- _Data section_:
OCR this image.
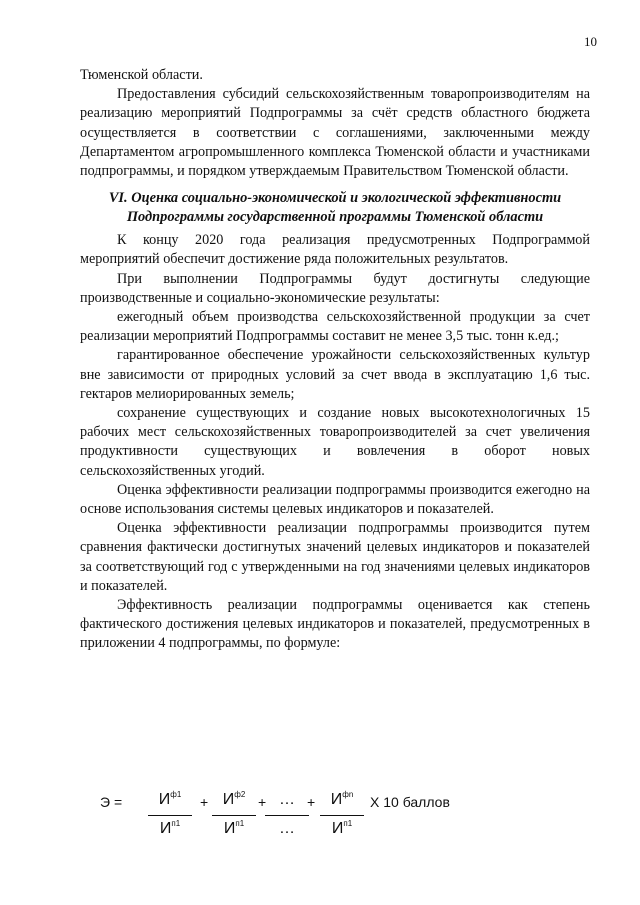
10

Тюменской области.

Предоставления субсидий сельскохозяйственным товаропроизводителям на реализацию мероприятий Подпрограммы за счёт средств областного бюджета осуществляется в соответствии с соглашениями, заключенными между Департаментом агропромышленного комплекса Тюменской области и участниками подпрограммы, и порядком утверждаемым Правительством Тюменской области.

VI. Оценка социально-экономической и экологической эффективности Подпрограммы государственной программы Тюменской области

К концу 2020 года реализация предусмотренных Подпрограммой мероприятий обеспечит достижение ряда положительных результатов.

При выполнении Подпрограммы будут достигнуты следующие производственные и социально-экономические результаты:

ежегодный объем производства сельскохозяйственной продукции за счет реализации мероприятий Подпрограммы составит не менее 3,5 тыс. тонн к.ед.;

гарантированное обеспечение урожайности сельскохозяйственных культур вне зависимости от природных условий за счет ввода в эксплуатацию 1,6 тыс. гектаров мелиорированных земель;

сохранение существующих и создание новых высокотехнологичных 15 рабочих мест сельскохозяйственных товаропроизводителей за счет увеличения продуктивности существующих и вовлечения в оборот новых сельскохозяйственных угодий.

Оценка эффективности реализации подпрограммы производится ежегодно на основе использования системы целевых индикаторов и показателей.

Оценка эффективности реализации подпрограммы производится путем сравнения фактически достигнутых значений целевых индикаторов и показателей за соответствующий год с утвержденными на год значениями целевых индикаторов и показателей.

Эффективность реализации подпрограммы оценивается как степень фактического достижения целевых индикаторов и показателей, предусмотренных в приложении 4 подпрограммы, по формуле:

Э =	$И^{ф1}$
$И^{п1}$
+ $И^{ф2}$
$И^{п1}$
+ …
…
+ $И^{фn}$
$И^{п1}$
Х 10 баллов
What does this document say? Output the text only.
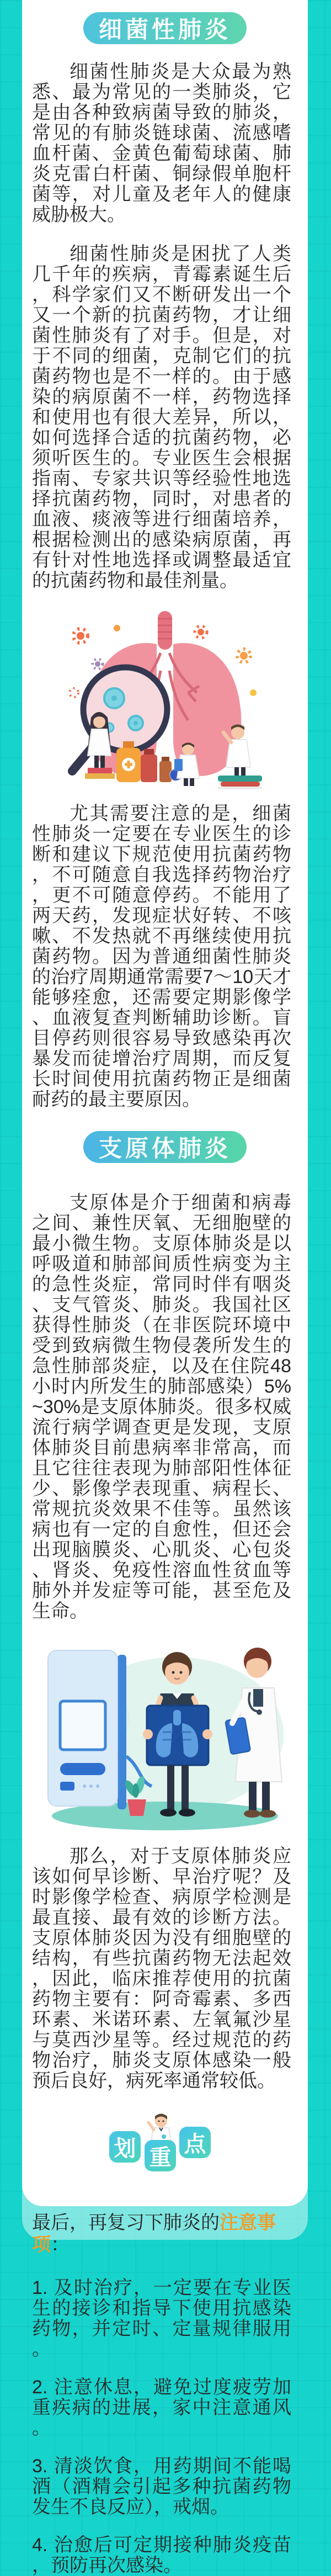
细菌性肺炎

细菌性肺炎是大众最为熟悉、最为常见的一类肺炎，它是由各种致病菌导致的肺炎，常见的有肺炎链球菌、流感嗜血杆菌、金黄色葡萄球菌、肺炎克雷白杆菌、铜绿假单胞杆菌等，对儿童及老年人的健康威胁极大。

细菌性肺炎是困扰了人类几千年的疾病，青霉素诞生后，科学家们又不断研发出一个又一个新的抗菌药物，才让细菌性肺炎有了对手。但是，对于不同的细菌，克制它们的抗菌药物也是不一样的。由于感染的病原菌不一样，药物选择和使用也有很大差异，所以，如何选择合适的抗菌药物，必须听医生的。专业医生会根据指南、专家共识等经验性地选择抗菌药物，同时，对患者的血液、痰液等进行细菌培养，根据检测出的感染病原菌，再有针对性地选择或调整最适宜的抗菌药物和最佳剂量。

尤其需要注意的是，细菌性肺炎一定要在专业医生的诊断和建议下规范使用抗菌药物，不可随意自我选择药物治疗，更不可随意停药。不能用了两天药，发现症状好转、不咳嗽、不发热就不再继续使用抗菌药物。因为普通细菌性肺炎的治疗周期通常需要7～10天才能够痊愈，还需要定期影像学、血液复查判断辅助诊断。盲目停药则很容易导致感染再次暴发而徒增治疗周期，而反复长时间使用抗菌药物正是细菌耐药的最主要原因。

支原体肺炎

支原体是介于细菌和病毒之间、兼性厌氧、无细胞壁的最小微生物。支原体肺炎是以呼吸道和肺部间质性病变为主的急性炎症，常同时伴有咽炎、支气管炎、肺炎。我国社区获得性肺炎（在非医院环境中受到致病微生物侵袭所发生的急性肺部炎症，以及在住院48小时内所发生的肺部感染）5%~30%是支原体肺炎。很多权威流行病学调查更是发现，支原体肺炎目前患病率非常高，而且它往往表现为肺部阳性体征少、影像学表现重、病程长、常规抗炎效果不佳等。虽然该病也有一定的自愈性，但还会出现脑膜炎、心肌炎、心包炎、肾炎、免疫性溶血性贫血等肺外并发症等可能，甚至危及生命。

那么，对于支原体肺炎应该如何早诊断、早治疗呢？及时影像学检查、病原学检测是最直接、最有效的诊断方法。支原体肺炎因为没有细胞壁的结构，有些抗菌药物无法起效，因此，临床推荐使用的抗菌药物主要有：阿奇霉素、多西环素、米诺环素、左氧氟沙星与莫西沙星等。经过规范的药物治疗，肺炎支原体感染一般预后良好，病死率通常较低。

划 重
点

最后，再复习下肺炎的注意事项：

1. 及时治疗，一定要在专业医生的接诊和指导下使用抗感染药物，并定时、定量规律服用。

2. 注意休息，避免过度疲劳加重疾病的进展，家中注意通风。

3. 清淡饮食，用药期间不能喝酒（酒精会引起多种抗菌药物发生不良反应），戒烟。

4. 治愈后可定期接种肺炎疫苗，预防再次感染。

* * *

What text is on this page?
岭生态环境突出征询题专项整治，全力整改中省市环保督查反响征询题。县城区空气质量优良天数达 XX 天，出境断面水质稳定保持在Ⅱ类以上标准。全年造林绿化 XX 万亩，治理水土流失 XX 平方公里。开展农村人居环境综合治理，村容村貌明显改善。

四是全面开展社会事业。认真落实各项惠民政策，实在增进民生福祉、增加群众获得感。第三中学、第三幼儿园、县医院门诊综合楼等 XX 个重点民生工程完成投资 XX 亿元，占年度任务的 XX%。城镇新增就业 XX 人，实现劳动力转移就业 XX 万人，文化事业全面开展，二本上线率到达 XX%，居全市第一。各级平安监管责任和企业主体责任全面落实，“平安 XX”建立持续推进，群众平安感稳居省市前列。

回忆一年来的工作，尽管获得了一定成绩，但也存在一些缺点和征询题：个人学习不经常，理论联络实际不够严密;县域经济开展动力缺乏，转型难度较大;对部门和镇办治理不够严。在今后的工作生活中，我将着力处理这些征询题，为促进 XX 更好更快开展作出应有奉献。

- _Requirements_: Check each line of the records for the word "text" and extract those that contain it.

- _Response_:
What does this document say? Output the text only.
What text is on this page?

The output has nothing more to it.